◆ GOAL OF THE EXERCISE ◆
Below are some records. Say how many of their lines include the string "text", giving only the number.

┌─ SUPPLIED MATERIAL

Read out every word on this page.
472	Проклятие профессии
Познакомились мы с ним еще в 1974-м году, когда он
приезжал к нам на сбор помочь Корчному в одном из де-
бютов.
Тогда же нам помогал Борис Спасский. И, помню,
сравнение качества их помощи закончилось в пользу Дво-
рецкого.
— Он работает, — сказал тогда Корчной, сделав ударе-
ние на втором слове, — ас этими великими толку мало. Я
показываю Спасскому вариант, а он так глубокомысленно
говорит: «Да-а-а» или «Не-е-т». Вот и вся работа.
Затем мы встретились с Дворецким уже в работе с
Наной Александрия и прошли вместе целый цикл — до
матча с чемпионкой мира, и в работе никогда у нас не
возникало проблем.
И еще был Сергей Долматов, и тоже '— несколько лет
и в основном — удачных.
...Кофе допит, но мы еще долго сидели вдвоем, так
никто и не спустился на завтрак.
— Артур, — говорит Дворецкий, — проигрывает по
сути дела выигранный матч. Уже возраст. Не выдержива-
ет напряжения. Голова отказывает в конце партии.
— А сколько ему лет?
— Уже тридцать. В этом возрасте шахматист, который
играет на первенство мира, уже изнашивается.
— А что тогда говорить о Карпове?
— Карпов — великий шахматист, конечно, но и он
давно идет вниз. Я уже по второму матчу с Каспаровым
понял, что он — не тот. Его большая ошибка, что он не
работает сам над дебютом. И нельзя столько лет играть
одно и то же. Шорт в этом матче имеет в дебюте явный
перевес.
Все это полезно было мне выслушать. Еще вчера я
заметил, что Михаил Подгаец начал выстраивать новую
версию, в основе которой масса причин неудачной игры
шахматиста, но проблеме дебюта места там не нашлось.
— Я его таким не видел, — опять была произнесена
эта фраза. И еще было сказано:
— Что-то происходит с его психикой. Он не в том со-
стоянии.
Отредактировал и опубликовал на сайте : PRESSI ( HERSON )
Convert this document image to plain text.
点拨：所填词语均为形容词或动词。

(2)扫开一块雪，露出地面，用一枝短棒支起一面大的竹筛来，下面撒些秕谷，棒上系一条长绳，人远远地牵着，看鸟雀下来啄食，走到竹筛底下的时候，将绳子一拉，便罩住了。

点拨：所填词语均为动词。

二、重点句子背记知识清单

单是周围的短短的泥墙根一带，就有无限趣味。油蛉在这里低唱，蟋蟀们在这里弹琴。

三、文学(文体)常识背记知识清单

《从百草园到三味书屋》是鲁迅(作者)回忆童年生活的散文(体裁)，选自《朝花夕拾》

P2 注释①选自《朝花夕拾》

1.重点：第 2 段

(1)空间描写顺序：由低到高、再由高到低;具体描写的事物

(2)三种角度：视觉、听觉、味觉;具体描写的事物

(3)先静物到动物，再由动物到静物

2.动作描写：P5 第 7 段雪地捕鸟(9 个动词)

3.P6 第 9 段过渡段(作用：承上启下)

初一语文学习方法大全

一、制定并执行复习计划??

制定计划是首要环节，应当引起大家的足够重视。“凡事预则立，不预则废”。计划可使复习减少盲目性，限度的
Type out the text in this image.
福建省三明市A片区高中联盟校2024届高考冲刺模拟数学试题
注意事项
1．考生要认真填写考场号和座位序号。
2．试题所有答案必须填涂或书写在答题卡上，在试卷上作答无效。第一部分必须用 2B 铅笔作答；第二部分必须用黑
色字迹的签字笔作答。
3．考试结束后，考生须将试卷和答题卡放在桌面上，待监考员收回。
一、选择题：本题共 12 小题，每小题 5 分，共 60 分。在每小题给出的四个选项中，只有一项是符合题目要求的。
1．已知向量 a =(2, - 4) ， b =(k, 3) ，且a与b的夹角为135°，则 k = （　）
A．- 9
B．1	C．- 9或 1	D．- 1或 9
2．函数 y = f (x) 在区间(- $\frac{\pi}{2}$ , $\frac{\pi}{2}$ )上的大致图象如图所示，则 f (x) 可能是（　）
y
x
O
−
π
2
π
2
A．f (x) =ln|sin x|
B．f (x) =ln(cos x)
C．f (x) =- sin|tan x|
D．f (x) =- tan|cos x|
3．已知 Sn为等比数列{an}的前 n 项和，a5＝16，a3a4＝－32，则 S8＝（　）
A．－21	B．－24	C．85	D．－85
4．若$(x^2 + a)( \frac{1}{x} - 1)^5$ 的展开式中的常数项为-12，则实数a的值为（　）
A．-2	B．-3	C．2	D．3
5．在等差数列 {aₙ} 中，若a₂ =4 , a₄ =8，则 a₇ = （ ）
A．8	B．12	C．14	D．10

└─

◆ TASK OUTPUT ◆
2